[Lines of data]

————————

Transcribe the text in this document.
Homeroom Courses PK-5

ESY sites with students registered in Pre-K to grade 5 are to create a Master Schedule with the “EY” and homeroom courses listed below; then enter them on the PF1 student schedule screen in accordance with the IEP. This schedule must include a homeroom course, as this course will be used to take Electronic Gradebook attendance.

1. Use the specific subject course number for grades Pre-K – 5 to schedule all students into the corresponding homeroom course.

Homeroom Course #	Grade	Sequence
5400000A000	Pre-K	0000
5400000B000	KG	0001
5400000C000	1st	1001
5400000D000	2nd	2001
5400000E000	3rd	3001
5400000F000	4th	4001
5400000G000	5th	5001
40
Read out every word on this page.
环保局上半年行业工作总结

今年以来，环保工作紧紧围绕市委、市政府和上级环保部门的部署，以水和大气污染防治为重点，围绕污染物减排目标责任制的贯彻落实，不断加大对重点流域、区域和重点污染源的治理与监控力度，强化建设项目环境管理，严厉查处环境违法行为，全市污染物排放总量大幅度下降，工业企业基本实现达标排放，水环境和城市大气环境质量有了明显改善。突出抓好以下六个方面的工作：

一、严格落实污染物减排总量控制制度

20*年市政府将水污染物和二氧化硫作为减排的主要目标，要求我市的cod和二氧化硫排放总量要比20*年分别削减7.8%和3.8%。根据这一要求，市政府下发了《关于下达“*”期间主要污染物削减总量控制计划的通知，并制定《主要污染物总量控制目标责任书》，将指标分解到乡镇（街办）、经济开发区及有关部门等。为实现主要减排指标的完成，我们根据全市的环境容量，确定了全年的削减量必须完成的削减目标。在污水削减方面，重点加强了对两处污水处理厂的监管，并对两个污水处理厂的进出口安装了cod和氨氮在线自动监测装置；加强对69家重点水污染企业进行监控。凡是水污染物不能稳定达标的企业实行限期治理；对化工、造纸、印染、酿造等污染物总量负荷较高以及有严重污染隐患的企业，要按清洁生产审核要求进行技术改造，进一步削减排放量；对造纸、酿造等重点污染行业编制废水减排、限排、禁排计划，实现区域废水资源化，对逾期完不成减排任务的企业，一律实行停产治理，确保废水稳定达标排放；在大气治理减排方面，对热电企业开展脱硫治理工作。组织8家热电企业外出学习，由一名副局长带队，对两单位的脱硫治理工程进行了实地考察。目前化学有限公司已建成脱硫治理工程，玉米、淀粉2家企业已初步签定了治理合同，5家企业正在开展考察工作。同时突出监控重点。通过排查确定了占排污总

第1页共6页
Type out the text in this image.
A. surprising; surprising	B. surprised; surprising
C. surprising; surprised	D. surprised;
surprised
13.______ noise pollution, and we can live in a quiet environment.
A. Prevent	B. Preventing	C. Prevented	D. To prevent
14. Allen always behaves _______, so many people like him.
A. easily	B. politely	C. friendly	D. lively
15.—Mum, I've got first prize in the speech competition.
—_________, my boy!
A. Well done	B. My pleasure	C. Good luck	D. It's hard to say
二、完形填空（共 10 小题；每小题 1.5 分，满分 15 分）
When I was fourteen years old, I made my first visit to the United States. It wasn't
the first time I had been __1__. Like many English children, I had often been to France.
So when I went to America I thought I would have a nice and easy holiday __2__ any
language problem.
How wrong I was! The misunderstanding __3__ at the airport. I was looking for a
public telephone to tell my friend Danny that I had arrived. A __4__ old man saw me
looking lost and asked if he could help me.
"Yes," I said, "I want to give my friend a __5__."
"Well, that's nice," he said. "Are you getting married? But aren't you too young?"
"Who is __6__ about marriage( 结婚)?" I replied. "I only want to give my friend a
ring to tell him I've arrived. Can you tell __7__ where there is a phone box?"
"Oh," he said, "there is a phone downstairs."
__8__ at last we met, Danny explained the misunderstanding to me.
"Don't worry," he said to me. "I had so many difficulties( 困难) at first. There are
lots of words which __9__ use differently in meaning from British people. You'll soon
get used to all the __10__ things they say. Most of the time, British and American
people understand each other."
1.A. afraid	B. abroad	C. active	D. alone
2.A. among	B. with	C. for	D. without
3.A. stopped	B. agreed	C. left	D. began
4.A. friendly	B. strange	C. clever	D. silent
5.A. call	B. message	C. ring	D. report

————————

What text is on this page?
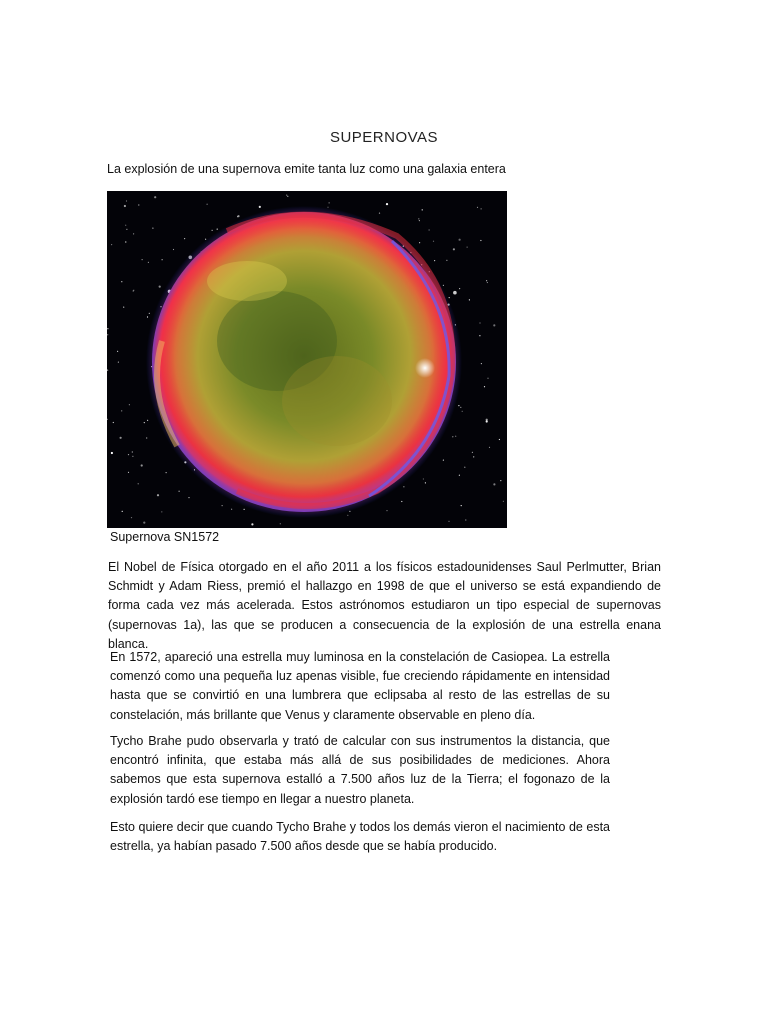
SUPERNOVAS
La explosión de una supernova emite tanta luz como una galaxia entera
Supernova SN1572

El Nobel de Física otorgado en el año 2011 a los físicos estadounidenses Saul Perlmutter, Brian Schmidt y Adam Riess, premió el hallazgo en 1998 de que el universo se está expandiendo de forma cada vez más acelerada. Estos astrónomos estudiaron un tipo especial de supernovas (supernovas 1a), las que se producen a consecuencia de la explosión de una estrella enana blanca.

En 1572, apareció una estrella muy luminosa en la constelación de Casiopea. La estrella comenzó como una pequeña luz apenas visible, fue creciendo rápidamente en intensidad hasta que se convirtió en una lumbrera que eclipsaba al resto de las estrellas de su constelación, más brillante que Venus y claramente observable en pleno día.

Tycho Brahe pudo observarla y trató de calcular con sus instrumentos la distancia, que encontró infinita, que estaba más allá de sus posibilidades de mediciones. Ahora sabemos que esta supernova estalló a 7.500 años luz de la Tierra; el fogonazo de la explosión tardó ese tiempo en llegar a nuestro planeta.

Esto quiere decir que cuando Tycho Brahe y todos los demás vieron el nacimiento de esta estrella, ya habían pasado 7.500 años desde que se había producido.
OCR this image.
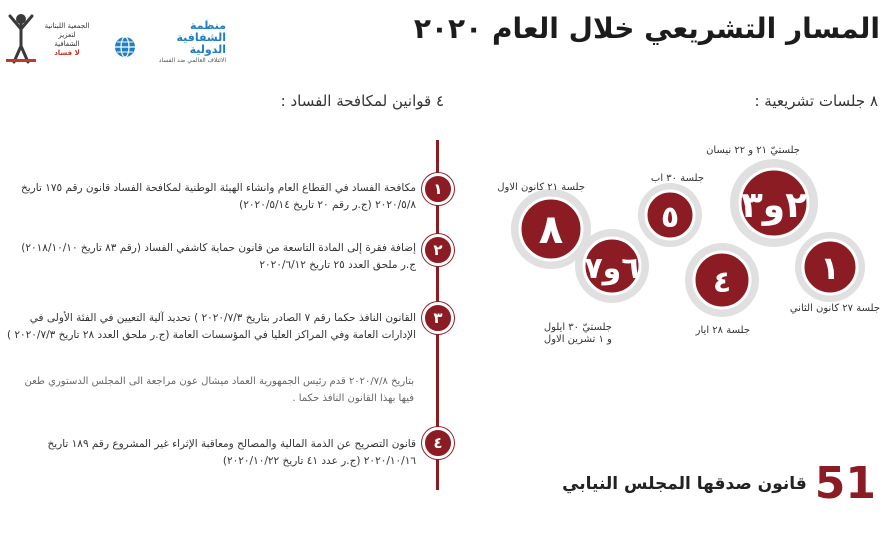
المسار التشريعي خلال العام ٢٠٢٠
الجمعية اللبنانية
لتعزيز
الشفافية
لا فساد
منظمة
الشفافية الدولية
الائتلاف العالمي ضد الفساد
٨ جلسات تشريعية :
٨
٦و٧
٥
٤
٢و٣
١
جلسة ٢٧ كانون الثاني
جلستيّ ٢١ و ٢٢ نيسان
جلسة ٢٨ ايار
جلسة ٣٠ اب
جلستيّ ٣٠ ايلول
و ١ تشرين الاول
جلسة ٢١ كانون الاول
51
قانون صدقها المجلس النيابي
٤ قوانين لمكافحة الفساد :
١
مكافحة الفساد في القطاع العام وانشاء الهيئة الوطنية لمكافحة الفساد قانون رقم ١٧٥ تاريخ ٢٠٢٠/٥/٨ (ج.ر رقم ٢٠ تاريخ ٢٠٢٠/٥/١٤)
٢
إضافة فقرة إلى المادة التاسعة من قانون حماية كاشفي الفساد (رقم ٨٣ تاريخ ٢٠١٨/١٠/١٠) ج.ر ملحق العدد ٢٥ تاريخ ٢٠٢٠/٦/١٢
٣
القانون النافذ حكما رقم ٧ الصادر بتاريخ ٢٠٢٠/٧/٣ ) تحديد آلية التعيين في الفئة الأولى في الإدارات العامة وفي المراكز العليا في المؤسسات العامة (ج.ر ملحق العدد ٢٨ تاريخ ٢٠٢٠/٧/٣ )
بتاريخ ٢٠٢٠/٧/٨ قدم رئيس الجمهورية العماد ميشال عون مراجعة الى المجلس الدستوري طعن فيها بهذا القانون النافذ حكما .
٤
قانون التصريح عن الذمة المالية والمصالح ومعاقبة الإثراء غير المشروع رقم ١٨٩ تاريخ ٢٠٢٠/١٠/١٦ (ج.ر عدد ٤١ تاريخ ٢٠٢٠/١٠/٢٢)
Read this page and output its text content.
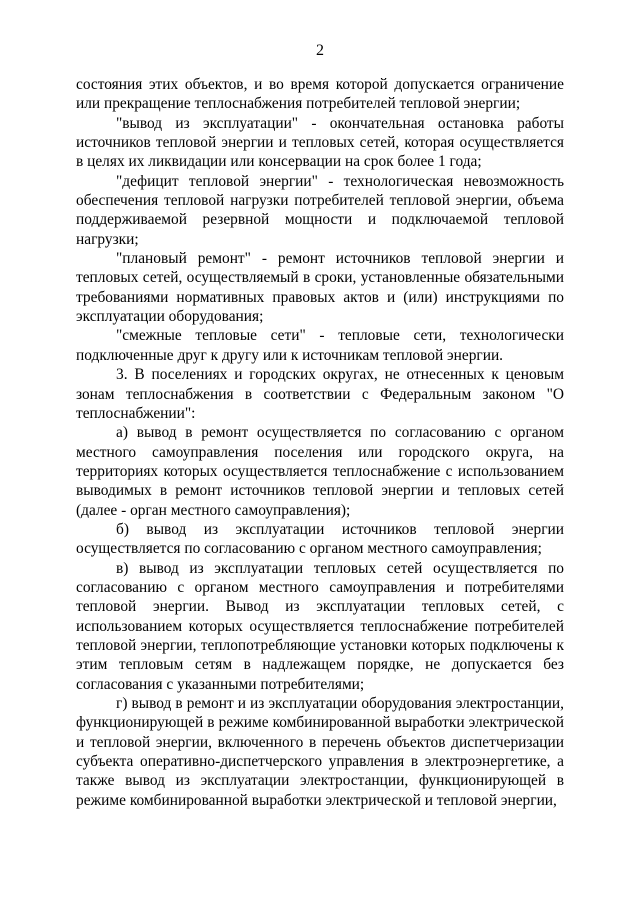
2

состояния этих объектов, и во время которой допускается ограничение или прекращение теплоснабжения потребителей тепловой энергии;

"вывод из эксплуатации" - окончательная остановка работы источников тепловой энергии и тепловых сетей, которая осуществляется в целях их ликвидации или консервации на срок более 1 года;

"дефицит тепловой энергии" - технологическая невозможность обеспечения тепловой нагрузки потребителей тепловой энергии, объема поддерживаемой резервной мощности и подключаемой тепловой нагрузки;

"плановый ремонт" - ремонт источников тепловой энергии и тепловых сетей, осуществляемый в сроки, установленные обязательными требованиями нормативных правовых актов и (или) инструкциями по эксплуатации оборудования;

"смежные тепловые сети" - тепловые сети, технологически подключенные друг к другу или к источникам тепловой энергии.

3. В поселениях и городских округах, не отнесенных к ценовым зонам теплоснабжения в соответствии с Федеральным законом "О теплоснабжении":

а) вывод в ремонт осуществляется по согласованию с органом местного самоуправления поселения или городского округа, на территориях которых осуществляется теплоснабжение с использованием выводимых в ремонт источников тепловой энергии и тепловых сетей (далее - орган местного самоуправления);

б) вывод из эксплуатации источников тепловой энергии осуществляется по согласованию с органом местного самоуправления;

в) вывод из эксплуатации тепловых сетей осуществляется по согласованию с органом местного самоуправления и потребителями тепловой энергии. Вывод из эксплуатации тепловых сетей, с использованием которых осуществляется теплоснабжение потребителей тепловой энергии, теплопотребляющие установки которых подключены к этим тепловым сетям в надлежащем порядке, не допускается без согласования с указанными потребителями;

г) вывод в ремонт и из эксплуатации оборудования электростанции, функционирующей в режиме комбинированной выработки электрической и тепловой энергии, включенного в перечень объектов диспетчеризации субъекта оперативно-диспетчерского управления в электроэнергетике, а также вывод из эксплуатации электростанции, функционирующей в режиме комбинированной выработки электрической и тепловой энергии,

————————

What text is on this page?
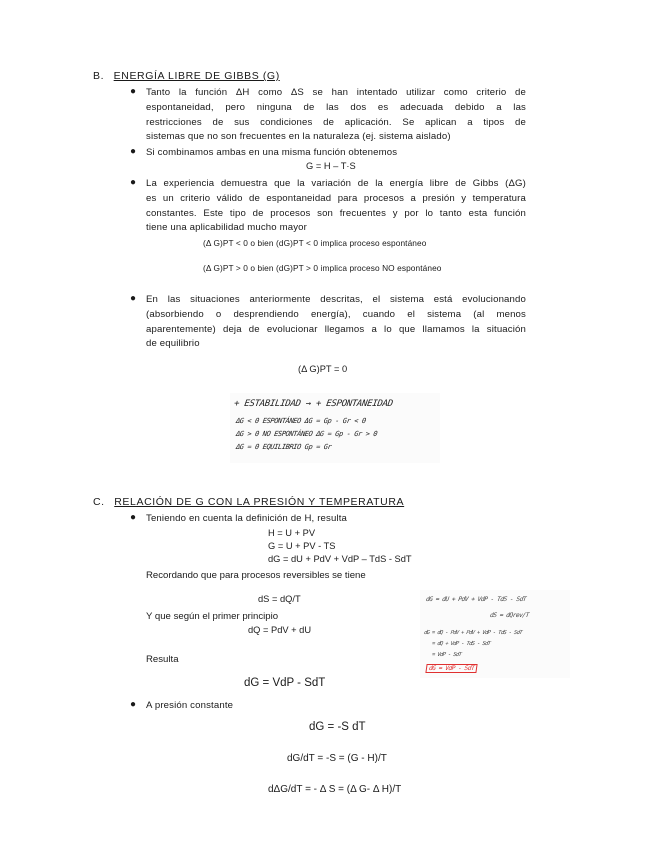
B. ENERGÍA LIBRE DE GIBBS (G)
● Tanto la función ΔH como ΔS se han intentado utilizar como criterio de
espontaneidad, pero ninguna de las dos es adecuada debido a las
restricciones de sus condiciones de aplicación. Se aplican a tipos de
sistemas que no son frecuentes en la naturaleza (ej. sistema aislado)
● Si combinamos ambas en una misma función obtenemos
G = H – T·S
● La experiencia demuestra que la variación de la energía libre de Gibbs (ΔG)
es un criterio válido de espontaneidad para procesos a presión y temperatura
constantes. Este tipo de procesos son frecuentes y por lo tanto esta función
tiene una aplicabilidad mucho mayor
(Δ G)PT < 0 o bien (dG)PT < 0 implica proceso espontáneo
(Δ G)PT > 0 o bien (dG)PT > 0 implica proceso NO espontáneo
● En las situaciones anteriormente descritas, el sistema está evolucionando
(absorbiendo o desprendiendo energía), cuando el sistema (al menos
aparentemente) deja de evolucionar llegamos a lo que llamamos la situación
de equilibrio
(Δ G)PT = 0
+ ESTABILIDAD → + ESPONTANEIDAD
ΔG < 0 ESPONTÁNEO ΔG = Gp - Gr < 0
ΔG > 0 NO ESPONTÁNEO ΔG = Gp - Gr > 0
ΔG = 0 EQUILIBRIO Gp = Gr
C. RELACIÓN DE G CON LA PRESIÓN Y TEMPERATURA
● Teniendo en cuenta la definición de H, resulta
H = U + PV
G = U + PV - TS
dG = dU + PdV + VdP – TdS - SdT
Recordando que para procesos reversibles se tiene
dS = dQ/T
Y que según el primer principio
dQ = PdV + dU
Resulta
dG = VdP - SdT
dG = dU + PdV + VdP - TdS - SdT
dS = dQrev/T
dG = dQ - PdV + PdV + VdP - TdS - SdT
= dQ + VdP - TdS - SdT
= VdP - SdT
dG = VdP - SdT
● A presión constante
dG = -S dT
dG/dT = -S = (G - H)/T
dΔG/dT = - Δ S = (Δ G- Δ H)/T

————————

▸ GIVEN TASK
Filter the data, keeping only the lines that contain "теплоснабжение".

▸ EXERCISE ANSWER
а) вывод в ремонт осуществляется по согласованию с органом местного самоуправления поселения или городского округа, на территориях которых осуществляется теплоснабжение с использованием выводимых в ремонт источников тепловой энергии и тепловых сетей (далее - орган местного самоуправления);
в) вывод из эксплуатации тепловых сетей осуществляется по согласованию с органом местного самоуправления и потребителями тепловой энергии. Вывод из эксплуатации тепловых сетей, с использованием которых осуществляется теплоснабжение потребителей тепловой энергии, теплопотребляющие установки которых подключены к этим тепловым сетям в надлежащем порядке, не допускается без согласования с указанными потребителями;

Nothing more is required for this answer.